**Given request**:
In the entries that follow, how many lines contain the word "Python"? Answer with the number only.

**Supplied data**:

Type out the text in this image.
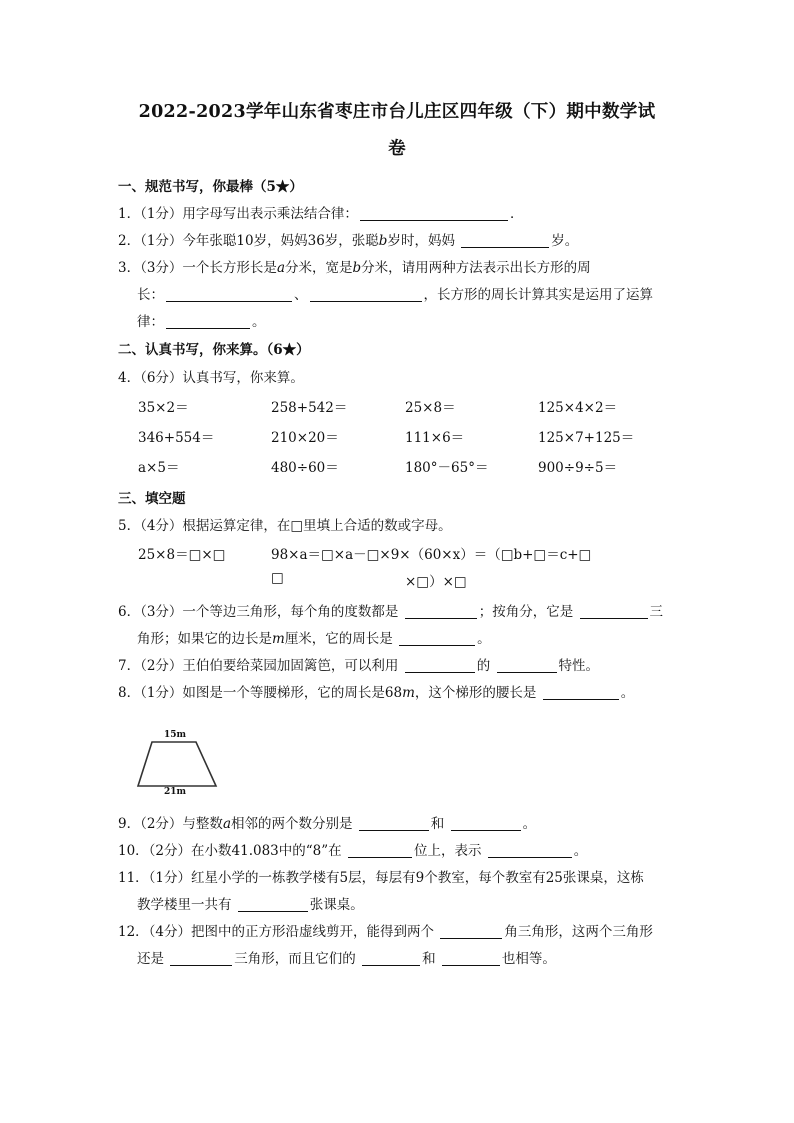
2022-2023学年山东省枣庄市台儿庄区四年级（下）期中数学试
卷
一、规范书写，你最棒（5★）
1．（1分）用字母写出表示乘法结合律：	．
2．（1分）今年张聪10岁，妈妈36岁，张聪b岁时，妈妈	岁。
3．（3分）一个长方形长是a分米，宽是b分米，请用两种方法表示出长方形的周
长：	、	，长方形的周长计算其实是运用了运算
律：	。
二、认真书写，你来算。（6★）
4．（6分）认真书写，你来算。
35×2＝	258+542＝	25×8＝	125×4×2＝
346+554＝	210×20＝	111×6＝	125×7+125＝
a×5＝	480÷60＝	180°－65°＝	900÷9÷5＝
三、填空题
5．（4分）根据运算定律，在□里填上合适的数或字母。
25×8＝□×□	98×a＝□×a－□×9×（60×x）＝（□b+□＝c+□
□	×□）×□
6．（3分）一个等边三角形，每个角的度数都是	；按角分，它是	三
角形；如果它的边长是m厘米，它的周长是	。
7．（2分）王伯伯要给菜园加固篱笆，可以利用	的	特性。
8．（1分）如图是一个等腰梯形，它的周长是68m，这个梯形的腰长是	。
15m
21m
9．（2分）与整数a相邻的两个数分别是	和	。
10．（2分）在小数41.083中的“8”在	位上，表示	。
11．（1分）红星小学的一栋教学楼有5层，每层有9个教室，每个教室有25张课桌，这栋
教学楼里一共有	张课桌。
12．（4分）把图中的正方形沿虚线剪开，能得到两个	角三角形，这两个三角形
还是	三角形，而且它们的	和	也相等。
---
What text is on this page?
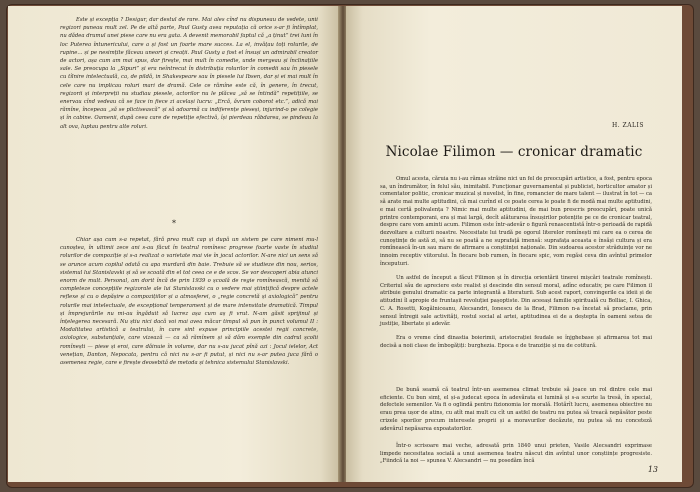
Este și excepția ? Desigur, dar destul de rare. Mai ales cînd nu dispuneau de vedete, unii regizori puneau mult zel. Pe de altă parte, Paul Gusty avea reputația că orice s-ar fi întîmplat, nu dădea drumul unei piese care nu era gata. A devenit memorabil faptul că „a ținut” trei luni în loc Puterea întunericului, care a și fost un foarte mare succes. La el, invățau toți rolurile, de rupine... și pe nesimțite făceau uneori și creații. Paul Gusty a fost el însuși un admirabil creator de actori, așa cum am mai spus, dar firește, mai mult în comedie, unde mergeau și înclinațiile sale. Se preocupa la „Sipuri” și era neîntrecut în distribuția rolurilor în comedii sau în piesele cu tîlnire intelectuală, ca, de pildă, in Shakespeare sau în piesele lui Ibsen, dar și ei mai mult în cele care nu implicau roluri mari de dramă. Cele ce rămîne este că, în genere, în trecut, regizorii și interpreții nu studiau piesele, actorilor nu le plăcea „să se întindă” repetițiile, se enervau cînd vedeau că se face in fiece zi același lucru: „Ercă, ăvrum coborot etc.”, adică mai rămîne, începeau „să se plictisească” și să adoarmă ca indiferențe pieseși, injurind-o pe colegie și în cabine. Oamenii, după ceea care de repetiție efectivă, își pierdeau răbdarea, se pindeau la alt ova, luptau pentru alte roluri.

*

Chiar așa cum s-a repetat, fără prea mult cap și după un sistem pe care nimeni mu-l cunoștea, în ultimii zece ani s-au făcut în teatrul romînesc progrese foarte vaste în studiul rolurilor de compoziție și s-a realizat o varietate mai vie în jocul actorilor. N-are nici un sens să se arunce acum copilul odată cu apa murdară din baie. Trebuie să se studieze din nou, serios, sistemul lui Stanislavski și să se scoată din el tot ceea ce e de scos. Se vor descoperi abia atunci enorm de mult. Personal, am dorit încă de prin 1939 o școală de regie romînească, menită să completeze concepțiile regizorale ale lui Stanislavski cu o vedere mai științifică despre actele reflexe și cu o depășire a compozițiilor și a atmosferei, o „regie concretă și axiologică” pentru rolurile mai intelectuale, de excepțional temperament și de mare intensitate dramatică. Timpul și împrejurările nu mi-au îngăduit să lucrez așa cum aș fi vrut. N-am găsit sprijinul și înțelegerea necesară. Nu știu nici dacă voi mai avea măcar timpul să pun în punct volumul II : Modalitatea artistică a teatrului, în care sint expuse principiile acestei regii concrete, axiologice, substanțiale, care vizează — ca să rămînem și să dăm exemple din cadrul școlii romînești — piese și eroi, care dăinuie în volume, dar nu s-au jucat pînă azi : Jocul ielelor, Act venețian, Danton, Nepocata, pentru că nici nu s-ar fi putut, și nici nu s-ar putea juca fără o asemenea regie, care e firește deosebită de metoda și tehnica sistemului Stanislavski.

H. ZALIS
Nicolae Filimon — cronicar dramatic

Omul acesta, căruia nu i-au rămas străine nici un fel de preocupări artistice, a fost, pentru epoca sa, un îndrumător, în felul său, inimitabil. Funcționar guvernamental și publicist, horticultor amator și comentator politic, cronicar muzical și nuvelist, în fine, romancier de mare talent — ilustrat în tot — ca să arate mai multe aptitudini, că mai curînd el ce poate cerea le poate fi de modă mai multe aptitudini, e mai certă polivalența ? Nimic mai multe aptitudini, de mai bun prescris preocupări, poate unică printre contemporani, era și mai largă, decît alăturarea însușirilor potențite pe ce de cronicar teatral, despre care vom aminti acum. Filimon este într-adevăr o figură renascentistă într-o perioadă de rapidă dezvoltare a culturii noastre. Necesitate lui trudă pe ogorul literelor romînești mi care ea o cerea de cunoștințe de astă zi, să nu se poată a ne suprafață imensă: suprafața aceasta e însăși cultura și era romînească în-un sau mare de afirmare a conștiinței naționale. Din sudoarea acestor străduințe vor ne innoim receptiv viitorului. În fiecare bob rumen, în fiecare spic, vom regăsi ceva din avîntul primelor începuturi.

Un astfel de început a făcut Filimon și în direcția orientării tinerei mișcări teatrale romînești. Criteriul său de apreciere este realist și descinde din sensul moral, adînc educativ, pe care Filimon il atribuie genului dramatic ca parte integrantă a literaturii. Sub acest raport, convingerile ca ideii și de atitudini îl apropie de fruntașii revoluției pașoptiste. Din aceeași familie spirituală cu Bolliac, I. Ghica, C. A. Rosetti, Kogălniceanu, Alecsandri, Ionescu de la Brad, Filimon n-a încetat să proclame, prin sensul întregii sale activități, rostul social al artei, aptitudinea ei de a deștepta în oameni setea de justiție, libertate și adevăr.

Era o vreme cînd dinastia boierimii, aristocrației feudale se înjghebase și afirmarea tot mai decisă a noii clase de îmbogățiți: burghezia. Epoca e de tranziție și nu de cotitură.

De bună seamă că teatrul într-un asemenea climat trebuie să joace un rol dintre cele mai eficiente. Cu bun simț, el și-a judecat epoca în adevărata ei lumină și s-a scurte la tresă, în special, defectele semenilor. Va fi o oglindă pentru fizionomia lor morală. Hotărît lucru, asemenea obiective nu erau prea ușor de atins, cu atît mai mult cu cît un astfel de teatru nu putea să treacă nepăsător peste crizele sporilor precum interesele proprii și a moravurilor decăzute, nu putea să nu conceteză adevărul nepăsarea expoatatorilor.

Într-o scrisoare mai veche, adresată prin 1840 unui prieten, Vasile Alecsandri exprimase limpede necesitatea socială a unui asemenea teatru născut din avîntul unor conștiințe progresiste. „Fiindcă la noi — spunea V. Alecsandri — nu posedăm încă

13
...
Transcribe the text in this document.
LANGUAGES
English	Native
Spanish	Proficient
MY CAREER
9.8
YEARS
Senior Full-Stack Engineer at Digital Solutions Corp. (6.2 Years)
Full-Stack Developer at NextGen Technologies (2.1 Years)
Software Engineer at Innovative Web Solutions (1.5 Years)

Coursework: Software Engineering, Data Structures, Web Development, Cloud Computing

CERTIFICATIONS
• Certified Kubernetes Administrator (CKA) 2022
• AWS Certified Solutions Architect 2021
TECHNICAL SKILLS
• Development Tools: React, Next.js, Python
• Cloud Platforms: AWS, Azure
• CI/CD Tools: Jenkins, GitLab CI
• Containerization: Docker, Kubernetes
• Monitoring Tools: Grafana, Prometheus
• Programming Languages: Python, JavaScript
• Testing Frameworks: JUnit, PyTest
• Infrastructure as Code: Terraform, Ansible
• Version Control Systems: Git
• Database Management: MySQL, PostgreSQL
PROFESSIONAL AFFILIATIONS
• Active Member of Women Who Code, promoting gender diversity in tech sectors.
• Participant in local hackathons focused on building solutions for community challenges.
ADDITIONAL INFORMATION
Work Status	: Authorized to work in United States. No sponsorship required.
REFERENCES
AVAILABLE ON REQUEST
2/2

**Completed task**:
2